_Exercise goal_: Skip the images and copy each record exactly as written.

##### Extracted entries #####

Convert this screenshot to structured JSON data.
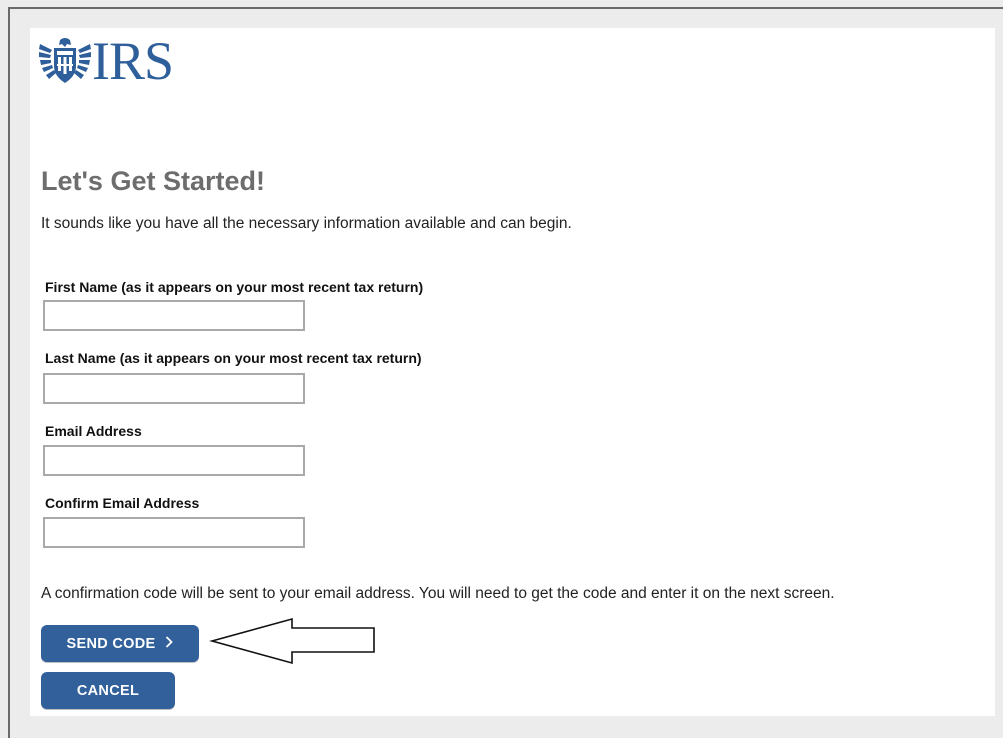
{
  "logo": {
    "text": "IRS",
    "emblem_icon": "eagle-emblem-icon",
    "color": "#2f5f9a"
  },
  "page": {
    "title": "Let's Get Started!",
    "intro": "It sounds like you have all the necessary information available and can begin."
  },
  "form": {
    "first_name": {
      "label": "First Name (as it appears on your most recent tax return)",
      "value": "",
      "placeholder": ""
    },
    "last_name": {
      "label": "Last Name (as it appears on your most recent tax return)",
      "value": "",
      "placeholder": ""
    },
    "email": {
      "label": "Email Address",
      "value": "",
      "placeholder": ""
    },
    "confirm_email": {
      "label": "Confirm Email Address",
      "value": "",
      "placeholder": ""
    }
  },
  "note": "A confirmation code will be sent to your email address. You will need to get the code and enter it on the next screen.",
  "buttons": {
    "send_code": "SEND CODE",
    "send_code_icon": "chevron-right-icon",
    "cancel": "CANCEL",
    "color": "#31609b"
  },
  "annotation": {
    "icon": "left-arrow-annotation-icon"
  }
}
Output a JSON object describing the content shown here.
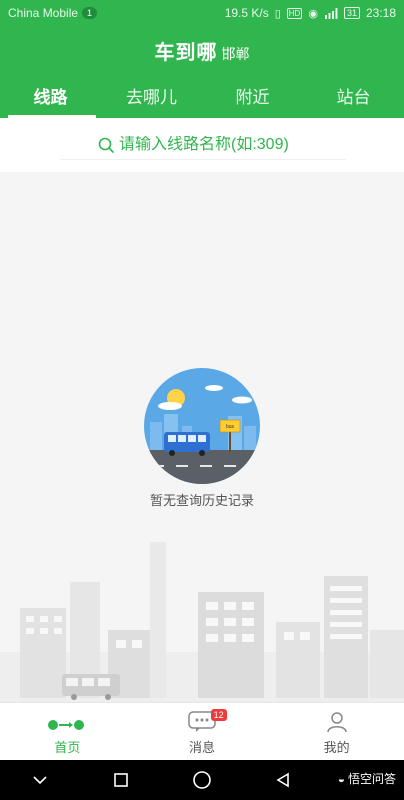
{
  "status_bar": {
    "carrier": "China Mobile",
    "sim_badge": "1",
    "net_speed": "19.5 K/s",
    "battery": "31",
    "time": "23:18",
    "icons": [
      "vibrate-icon",
      "hd-icon",
      "eye-icon",
      "signal-icon",
      "battery-icon"
    ]
  },
  "header": {
    "title": "车到哪",
    "city": "邯郸"
  },
  "tabs": [
    {
      "label": "线路",
      "active": true
    },
    {
      "label": "去哪儿",
      "active": false
    },
    {
      "label": "附近",
      "active": false
    },
    {
      "label": "站台",
      "active": false
    }
  ],
  "search": {
    "placeholder": "请输入线路名称(如:309)"
  },
  "empty_state": {
    "text": "暂无查询历史记录",
    "sign_text": "bus"
  },
  "bottom_nav": {
    "items": [
      {
        "label": "首页",
        "icon": "route-icon",
        "active": true
      },
      {
        "label": "消息",
        "icon": "message-icon",
        "badge": "12",
        "active": false
      },
      {
        "label": "我的",
        "icon": "profile-icon",
        "active": false
      }
    ]
  },
  "system_nav": {
    "buttons": [
      "collapse-icon",
      "recents-icon",
      "home-icon",
      "back-icon"
    ]
  },
  "watermark": {
    "text": "悟空问答"
  },
  "colors": {
    "primary": "#31b54f",
    "badge": "#ef3b3b",
    "background": "#f5f5f5"
  }
}
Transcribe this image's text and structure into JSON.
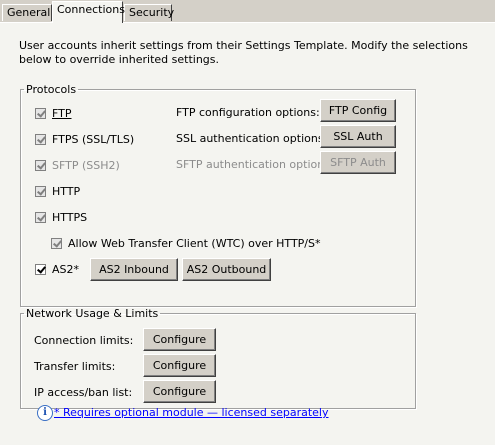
{
  "tabs": [
    {
      "label": "General"
    },
    {
      "label": "Connections"
    },
    {
      "label": "Security"
    }
  ],
  "description": "User accounts inherit settings from their Settings Template. Modify the selections below to override inherited settings.",
  "protocols": {
    "legend": "Protocols",
    "ftp": {
      "label": "FTP",
      "checked": true,
      "enabled": false
    },
    "ftps": {
      "label": "FTPS (SSL/TLS)",
      "checked": true,
      "enabled": false
    },
    "sftp": {
      "label": "SFTP (SSH2)",
      "checked": true,
      "enabled": false
    },
    "http": {
      "label": "HTTP",
      "checked": true,
      "enabled": false
    },
    "https": {
      "label": "HTTPS",
      "checked": true,
      "enabled": false
    },
    "wtc": {
      "label": "Allow Web Transfer Client (WTC) over HTTP/S*",
      "checked": true,
      "enabled": false
    },
    "as2": {
      "label": "AS2*",
      "checked": true,
      "enabled": true
    },
    "ftp_options_label": "FTP configuration options:",
    "ftp_config_button": "FTP Config",
    "ssl_options_label": "SSL authentication options:",
    "ssl_auth_button": "SSL Auth",
    "sftp_options_label": "SFTP authentication options:",
    "sftp_auth_button": "SFTP Auth",
    "as2_inbound_button": "AS2 Inbound",
    "as2_outbound_button": "AS2 Outbound"
  },
  "network": {
    "legend": "Network Usage & Limits",
    "connection_label": "Connection limits:",
    "transfer_label": "Transfer limits:",
    "ip_label": "IP access/ban list:",
    "configure_button": "Configure"
  },
  "footer": {
    "link": "* Requires optional module — licensed separately"
  }
}
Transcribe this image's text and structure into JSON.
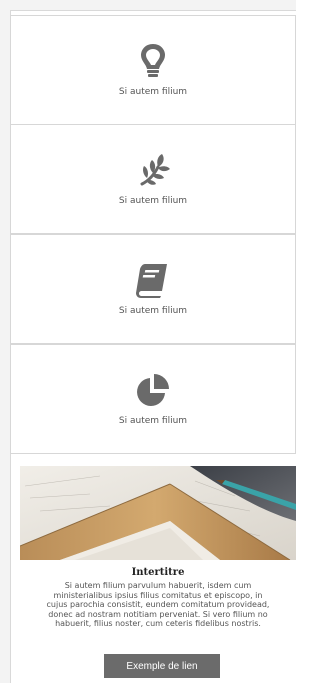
{
  "tiles": [
    {
      "label": "Si autem filium",
      "icon": "lightbulb-icon"
    },
    {
      "label": "Si autem filium",
      "icon": "leaf-sprig-icon"
    },
    {
      "label": "Si autem filium",
      "icon": "book-icon"
    },
    {
      "label": "Si autem filium",
      "icon": "pie-chart-icon"
    }
  ],
  "article": {
    "title": "Intertitre",
    "body_lines": [
      "Si autem filium parvulum habuerit, isdem cum",
      "ministerialibus ipsius filius comitatus et episcopo, in",
      "cujus parochia consistit, eundem comitatum providead,",
      "donec ad nostram notitiam perveniat. Si vero filium no",
      "habuerit, filius noster, cum ceteris fidelibus nostris."
    ],
    "button_label": "Exemple de lien"
  },
  "colors": {
    "icon": "#6a6a6a",
    "tile_border": "#d7d7d7",
    "button_bg": "#6b6b6b"
  }
}
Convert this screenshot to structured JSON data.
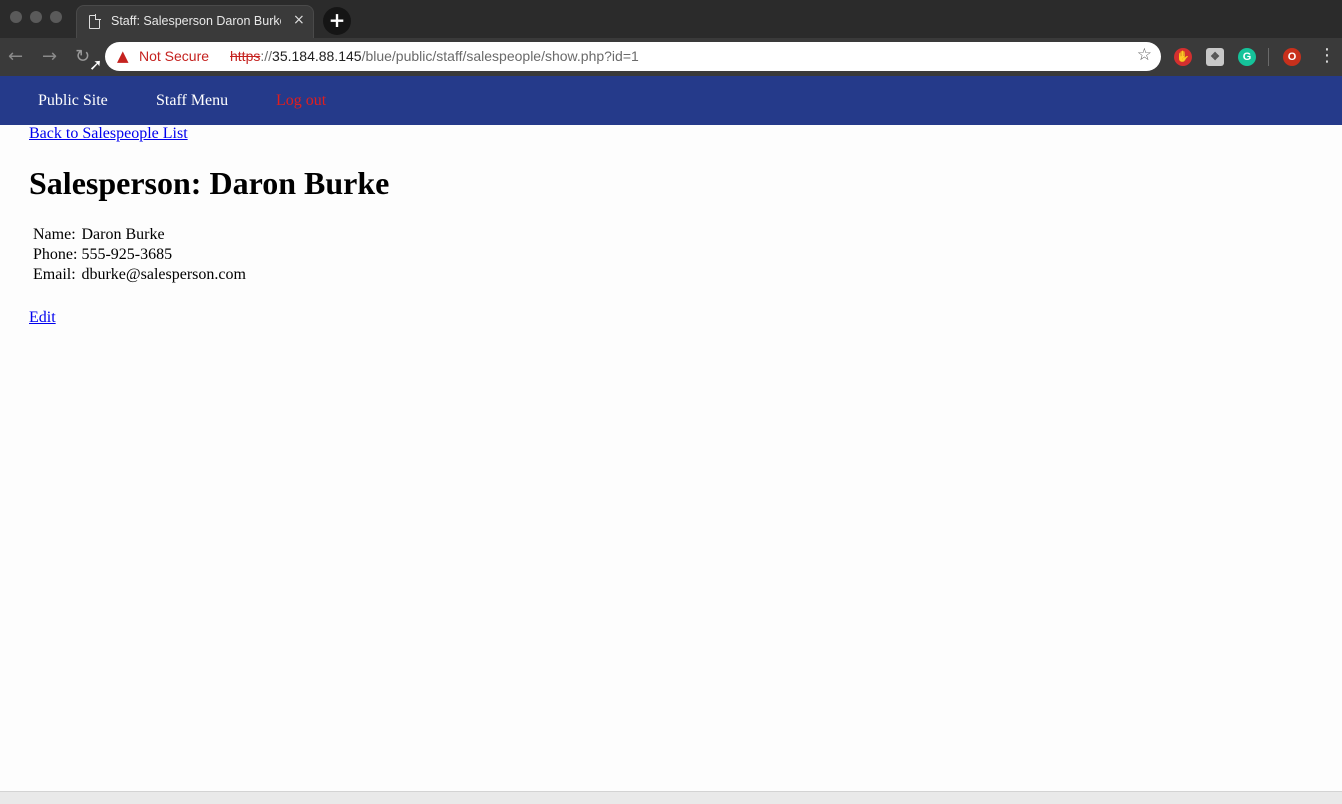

#####

_Written response_:
Convert this screenshot to structured JSON data.
{
  "logo": {
    "text": "IRS",
    "emblem_icon": "eagle-emblem-icon",
    "color": "#2f5f9a"
  },
  "page": {
    "title": "Let's Get Started!",
    "intro": "It sounds like you have all the necessary information available and can begin."
  },
  "form": {
    "first_name": {
      "label": "First Name (as it appears on your most recent tax return)",
      "value": "",
      "placeholder": ""
    },
    "last_name": {
      "label": "Last Name (as it appears on your most recent tax return)",
      "value": "",
      "placeholder": ""
    },
    "email": {
      "label": "Email Address",
      "value": "",
      "placeholder": ""
    },
    "confirm_email": {
      "label": "Confirm Email Address",
      "value": "",
      "placeholder": ""
    }
  },
  "note": "A confirmation code will be sent to your email address. You will need to get the code and enter it on the next screen.",
  "buttons": {
    "send_code": "SEND CODE",
    "send_code_icon": "chevron-right-icon",
    "cancel": "CANCEL",
    "color": "#31609b"
  },
  "annotation": {
    "icon": "left-arrow-annotation-icon"
  }
}
Output a JSON object describing the content shown here.
{
  "status_bar": {
    "carrier": "China Mobile",
    "sim_badge": "1",
    "net_speed": "19.5 K/s",
    "battery": "31",
    "time": "23:18",
    "icons": [
      "vibrate-icon",
      "hd-icon",
      "eye-icon",
      "signal-icon",
      "battery-icon"
    ]
  },
  "header": {
    "title": "车到哪",
    "city": "邯郸"
  },
  "tabs": [
    {
      "label": "线路",
      "active": true
    },
    {
      "label": "去哪儿",
      "active": false
    },
    {
      "label": "附近",
      "active": false
    },
    {
      "label": "站台",
      "active": false
    }
  ],
  "search": {
    "placeholder": "请输入线路名称(如:309)"
  },
  "empty_state": {
    "text": "暂无查询历史记录",
    "sign_text": "bus"
  },
  "bottom_nav": {
    "items": [
      {
        "label": "首页",
        "icon": "route-icon",
        "active": true
      },
      {
        "label": "消息",
        "icon": "message-icon",
        "badge": "12",
        "active": false
      },
      {
        "label": "我的",
        "icon": "profile-icon",
        "active": false
      }
    ]
  },
  "system_nav": {
    "buttons": [
      "collapse-icon",
      "recents-icon",
      "home-icon",
      "back-icon"
    ]
  },
  "watermark": {
    "text": "悟空问答"
  },
  "colors": {
    "primary": "#31b54f",
    "badge": "#ef3b3b",
    "background": "#f5f5f5"
  }
}
Transcribe this image's text and structure into JSON.
{
  "tabs": [
    {
      "label": "General"
    },
    {
      "label": "Connections"
    },
    {
      "label": "Security"
    }
  ],
  "description": "User accounts inherit settings from their Settings Template. Modify the selections below to override inherited settings.",
  "protocols": {
    "legend": "Protocols",
    "ftp": {
      "label": "FTP",
      "checked": true,
      "enabled": false
    },
    "ftps": {
      "label": "FTPS (SSL/TLS)",
      "checked": true,
      "enabled": false
    },
    "sftp": {
      "label": "SFTP (SSH2)",
      "checked": true,
      "enabled": false
    },
    "http": {
      "label": "HTTP",
      "checked": true,
      "enabled": false
    },
    "https": {
      "label": "HTTPS",
      "checked": true,
      "enabled": false
    },
    "wtc": {
      "label": "Allow Web Transfer Client (WTC) over HTTP/S*",
      "checked": true,
      "enabled": false
    },
    "as2": {
      "label": "AS2*",
      "checked": true,
      "enabled": true
    },
    "ftp_options_label": "FTP configuration options:",
    "ftp_config_button": "FTP Config",
    "ssl_options_label": "SSL authentication options:",
    "ssl_auth_button": "SSL Auth",
    "sftp_options_label": "SFTP authentication options:",
    "sftp_auth_button": "SFTP Auth",
    "as2_inbound_button": "AS2 Inbound",
    "as2_outbound_button": "AS2 Outbound"
  },
  "network": {
    "legend": "Network Usage & Limits",
    "connection_label": "Connection limits:",
    "transfer_label": "Transfer limits:",
    "ip_label": "IP access/ban list:",
    "configure_button": "Configure"
  },
  "footer": {
    "link": "* Requires optional module — licensed separately"
  }
}
Transcribe this image's text and structure into JSON.
{
  "tiles": [
    {
      "label": "Si autem filium",
      "icon": "lightbulb-icon"
    },
    {
      "label": "Si autem filium",
      "icon": "leaf-sprig-icon"
    },
    {
      "label": "Si autem filium",
      "icon": "book-icon"
    },
    {
      "label": "Si autem filium",
      "icon": "pie-chart-icon"
    }
  ],
  "article": {
    "title": "Intertitre",
    "body_lines": [
      "Si autem filium parvulum habuerit, isdem cum",
      "ministerialibus ipsius filius comitatus et episcopo, in",
      "cujus parochia consistit, eundem comitatum providead,",
      "donec ad nostram notitiam perveniat. Si vero filium no",
      "habuerit, filius noster, cum ceteris fidelibus nostris."
    ],
    "button_label": "Exemple de lien"
  },
  "colors": {
    "icon": "#6a6a6a",
    "tile_border": "#d7d7d7",
    "button_bg": "#6b6b6b"
  }
}
Convert this screenshot to structured JSON data.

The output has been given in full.